**Stated exercise:**
Read the records and gather each line that includes "作用或意义".

start Supplied data

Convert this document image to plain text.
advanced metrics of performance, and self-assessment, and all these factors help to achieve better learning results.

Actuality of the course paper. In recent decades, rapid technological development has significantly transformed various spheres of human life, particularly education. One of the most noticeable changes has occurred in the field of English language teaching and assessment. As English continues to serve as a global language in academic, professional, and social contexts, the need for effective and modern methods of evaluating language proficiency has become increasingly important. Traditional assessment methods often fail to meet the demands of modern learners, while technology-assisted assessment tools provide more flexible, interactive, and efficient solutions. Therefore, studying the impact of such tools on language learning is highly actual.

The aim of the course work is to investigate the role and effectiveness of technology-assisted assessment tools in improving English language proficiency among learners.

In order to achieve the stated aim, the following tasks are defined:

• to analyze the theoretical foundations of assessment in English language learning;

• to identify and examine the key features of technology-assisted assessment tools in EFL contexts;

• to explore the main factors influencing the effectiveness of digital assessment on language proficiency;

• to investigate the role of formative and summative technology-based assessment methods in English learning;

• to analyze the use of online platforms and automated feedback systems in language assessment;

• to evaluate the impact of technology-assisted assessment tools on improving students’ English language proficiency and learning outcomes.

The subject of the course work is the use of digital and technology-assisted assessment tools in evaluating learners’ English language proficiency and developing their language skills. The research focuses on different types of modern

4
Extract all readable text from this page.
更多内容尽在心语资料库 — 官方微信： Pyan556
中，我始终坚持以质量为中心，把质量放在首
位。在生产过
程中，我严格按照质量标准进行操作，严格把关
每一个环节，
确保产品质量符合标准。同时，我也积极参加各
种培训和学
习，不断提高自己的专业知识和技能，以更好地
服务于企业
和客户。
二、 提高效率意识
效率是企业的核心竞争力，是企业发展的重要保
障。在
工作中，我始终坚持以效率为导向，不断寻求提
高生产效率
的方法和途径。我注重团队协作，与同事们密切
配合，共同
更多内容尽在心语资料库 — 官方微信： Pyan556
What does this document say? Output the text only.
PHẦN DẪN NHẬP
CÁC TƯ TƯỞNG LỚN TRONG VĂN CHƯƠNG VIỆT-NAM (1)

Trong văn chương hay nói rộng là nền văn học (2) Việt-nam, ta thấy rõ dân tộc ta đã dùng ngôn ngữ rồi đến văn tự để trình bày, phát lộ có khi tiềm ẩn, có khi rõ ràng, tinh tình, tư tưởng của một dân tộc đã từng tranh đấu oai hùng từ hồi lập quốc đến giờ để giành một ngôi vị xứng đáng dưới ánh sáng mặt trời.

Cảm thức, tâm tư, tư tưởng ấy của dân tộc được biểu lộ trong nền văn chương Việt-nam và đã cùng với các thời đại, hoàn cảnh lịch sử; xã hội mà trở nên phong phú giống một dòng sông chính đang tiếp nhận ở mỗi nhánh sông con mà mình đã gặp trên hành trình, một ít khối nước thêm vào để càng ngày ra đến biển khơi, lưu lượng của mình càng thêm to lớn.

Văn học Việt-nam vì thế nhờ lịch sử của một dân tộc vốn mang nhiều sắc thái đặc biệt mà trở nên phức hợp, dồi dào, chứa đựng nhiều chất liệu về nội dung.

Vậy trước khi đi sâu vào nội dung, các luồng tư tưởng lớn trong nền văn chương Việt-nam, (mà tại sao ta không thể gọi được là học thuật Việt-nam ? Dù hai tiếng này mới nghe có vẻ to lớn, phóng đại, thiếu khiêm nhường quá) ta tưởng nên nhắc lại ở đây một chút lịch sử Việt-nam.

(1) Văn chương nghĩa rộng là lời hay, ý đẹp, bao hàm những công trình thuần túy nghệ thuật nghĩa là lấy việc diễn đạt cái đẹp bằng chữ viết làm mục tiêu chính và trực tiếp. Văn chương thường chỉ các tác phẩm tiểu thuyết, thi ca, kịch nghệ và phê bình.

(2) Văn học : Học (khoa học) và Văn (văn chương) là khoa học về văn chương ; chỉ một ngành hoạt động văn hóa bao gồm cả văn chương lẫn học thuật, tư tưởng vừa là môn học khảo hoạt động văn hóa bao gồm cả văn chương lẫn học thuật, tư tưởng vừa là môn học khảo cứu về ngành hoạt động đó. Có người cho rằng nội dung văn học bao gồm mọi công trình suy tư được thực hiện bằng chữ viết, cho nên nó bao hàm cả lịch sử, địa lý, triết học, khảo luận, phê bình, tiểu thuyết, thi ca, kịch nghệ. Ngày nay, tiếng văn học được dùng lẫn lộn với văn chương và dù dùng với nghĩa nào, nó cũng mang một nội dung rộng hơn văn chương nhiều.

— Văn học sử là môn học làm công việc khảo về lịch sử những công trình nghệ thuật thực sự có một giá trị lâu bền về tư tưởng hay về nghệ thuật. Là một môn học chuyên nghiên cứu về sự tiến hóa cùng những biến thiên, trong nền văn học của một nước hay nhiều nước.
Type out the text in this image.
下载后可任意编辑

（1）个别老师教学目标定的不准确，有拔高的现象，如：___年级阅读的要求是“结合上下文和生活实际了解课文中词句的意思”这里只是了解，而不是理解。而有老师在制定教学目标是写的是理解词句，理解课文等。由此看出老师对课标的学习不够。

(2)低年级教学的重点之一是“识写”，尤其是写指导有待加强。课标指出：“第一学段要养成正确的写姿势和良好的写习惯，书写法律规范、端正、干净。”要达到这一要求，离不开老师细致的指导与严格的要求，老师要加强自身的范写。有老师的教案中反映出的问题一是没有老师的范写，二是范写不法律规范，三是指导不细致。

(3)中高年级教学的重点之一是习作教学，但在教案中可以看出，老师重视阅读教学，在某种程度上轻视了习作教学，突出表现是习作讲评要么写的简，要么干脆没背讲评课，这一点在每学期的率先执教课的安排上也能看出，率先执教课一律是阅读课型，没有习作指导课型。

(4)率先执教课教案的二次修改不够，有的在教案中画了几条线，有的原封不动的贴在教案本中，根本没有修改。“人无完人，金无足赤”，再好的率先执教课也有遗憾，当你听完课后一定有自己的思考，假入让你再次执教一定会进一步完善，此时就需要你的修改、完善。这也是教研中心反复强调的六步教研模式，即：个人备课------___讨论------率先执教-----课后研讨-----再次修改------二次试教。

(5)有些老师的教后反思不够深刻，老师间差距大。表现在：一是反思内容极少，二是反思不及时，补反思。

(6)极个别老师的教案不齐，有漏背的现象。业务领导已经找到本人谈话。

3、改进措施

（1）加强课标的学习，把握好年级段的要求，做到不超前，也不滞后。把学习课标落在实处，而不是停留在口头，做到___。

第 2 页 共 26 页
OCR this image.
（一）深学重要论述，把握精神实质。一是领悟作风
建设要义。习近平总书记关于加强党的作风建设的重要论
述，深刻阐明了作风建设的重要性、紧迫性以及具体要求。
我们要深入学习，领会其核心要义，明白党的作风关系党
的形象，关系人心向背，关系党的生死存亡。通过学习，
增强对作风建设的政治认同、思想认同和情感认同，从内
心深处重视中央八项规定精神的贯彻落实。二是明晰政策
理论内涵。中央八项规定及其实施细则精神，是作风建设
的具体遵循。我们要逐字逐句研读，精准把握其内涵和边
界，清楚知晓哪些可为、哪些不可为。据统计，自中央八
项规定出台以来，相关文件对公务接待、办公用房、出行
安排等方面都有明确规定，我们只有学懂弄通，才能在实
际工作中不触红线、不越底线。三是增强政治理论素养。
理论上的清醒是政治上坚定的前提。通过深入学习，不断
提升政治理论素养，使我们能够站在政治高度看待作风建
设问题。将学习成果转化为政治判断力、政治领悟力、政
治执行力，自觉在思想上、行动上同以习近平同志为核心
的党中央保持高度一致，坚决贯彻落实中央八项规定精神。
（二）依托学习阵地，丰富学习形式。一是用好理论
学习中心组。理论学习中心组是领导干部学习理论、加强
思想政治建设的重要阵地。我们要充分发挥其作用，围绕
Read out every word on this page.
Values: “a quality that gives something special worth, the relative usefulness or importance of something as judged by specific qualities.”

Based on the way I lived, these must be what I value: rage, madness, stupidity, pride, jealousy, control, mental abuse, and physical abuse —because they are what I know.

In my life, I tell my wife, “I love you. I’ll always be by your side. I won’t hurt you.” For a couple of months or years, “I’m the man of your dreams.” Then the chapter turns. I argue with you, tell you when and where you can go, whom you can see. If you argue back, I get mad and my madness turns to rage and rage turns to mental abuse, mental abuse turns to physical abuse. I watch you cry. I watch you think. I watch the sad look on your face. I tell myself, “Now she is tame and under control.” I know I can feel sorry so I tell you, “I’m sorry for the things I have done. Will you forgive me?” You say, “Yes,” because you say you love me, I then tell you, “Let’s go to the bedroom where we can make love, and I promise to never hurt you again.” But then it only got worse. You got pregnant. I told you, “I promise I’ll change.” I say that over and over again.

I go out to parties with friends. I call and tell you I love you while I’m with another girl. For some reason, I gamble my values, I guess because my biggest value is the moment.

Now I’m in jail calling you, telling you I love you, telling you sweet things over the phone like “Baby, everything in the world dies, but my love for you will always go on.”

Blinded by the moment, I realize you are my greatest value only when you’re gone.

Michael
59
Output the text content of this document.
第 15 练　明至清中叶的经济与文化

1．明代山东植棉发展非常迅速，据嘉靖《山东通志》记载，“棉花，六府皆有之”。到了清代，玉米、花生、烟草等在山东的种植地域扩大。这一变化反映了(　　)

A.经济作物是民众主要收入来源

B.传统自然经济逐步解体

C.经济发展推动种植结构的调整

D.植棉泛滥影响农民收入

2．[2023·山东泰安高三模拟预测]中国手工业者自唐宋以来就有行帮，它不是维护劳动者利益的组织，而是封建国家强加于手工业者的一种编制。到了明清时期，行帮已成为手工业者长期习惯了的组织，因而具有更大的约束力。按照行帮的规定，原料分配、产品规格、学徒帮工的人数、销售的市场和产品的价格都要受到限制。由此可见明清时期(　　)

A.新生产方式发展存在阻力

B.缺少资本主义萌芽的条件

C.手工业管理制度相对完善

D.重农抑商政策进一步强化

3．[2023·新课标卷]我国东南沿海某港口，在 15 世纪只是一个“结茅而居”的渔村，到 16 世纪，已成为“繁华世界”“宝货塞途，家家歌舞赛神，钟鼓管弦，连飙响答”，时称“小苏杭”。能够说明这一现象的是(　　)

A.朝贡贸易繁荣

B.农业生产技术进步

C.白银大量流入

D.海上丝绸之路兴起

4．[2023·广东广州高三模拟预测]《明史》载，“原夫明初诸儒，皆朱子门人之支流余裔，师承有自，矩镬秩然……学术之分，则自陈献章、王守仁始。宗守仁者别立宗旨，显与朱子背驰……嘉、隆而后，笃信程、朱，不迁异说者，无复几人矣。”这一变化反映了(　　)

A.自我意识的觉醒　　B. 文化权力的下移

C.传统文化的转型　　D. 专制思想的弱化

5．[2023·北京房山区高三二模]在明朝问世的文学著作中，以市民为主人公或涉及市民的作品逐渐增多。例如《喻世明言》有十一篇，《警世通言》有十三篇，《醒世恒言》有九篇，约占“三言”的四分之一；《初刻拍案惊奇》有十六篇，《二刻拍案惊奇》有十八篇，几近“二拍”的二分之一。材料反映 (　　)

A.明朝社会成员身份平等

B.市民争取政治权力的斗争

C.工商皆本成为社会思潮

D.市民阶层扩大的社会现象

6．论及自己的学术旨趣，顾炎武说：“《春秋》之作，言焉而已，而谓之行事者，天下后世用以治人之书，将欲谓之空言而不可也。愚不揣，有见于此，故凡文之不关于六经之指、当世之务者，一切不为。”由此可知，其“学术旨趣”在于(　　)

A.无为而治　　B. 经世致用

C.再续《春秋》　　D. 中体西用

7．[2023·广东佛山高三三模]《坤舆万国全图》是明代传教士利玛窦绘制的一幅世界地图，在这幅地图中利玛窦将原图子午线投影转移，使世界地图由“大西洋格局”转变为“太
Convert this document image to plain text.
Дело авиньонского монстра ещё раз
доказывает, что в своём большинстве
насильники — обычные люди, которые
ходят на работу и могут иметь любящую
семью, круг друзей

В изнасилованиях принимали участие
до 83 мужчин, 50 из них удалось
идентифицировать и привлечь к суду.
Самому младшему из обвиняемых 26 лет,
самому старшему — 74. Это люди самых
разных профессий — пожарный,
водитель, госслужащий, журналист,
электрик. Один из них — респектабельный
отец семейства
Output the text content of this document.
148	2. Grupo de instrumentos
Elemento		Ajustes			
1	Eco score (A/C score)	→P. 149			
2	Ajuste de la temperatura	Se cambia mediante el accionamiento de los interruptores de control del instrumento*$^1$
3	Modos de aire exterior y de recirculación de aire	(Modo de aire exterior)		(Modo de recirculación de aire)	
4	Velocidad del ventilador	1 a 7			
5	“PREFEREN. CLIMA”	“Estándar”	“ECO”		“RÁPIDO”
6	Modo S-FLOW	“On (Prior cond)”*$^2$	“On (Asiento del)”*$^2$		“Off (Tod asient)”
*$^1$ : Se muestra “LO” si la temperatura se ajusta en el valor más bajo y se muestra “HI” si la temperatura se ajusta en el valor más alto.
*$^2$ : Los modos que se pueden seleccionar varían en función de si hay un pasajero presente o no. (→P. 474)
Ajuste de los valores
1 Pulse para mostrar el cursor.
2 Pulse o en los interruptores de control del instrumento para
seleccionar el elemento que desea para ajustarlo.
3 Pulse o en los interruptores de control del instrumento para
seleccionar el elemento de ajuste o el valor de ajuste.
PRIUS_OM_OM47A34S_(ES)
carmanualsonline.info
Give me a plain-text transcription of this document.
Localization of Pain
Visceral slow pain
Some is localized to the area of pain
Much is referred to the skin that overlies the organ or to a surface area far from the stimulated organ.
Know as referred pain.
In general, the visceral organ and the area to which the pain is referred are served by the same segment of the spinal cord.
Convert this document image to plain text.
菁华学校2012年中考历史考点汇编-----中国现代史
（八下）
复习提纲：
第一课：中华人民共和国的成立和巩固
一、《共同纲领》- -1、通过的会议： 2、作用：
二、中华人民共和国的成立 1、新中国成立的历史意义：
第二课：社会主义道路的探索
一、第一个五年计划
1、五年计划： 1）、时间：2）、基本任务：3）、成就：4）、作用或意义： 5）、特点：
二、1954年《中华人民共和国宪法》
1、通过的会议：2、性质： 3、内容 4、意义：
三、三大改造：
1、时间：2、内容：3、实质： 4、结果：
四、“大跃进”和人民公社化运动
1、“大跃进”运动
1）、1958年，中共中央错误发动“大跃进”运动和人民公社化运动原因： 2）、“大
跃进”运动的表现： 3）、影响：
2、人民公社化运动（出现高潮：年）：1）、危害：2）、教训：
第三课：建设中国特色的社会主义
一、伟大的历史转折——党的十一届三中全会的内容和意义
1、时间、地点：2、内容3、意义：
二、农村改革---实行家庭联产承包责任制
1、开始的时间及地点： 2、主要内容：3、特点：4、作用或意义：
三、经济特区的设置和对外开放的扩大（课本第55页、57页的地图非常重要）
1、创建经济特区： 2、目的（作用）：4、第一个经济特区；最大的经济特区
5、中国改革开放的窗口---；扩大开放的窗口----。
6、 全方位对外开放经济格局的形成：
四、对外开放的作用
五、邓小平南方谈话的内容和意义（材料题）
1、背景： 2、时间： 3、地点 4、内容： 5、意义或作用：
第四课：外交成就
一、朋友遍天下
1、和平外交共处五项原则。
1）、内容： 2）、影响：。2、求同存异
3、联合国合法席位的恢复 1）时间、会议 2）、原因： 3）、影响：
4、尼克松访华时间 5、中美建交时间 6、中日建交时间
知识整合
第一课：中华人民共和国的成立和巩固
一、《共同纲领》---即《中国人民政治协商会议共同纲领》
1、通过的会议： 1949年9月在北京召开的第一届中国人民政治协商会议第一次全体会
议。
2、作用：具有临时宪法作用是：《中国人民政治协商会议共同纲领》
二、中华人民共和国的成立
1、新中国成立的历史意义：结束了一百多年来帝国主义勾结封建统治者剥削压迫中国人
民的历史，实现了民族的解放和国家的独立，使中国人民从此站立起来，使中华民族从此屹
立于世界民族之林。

end Supplied data

**Solution:**
1、五年计划： 1）、时间：2）、基本任务：3）、成就：4）、作用或意义： 5）、特点：
1、开始的时间及地点： 2、主要内容：3、特点：4、作用或意义：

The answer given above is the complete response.